## Goal of the exercise:
Images are excluded; otherwise, output every record exactly.
### Input for this task
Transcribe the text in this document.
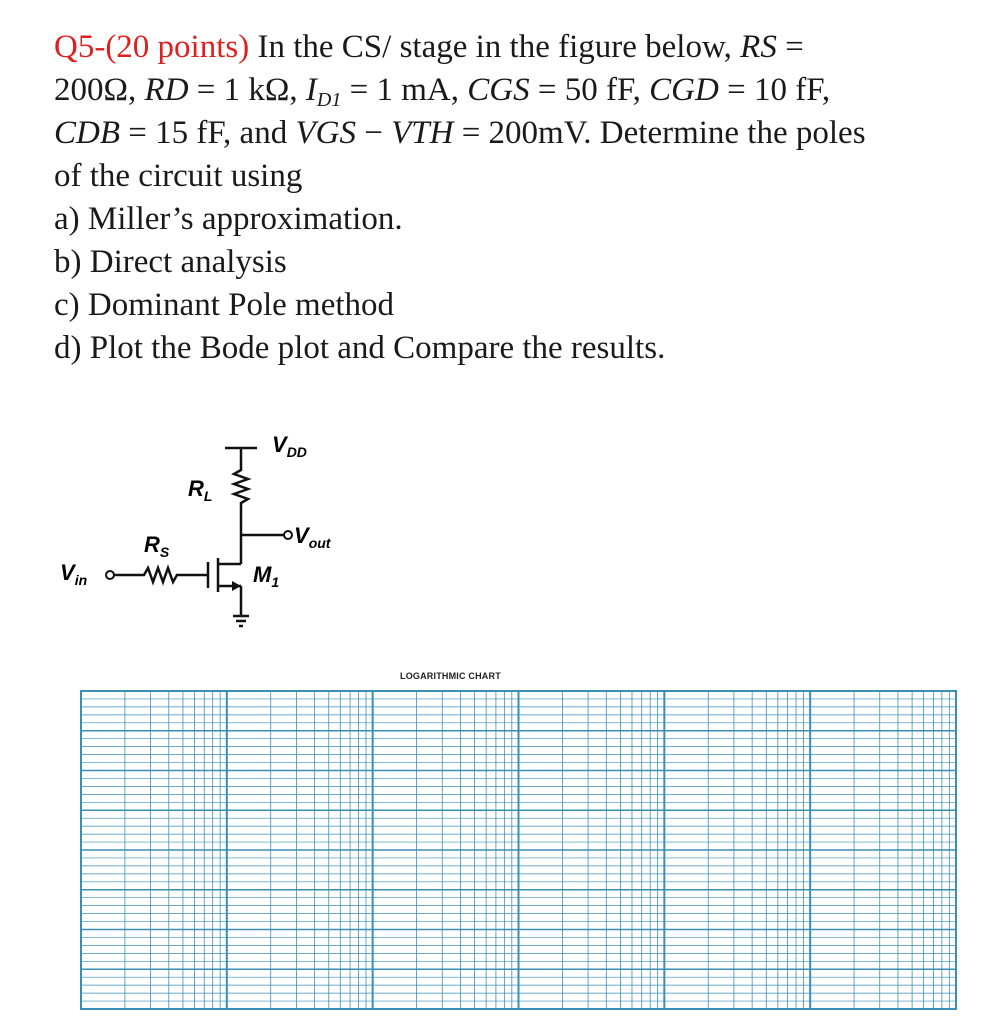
Q5-(20 points) In the CS/ stage in the figure below, RS =
200Ω, RD = 1 kΩ, $I_{D1} = 1$ mA, CGS = 50 fF, CGD = 10 fF,
CDB = 15 fF, and VGS − VTH = 200mV. Determine the poles
of the circuit using
a) Miller’s approximation.
b) Direct analysis
c) Dominant Pole method
d) Plot the Bode plot and Compare the results.
$V_{DD}$
$R_L$
$R_S$
$V_{out}$
$V_{in}$	$M_1$
LOGARITHMIC CHART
######
## Task response:
Transcribe the text in this document.
Q5-(20 points) In the CS/ stage in the figure below, RS =
200Ω, RD = 1 kΩ, $I_{D1} = 1$ mA, CGS = 50 fF, CGD = 10 fF,
CDB = 15 fF, and VGS − VTH = 200mV. Determine the poles
of the circuit using
a) Miller’s approximation.
b) Direct analysis
c) Dominant Pole method
d) Plot the Bode plot and Compare the results.
$V_{DD}$
$R_L$
$R_S$
$V_{out}$
$V_{in}$	$M_1$
LOGARITHMIC CHART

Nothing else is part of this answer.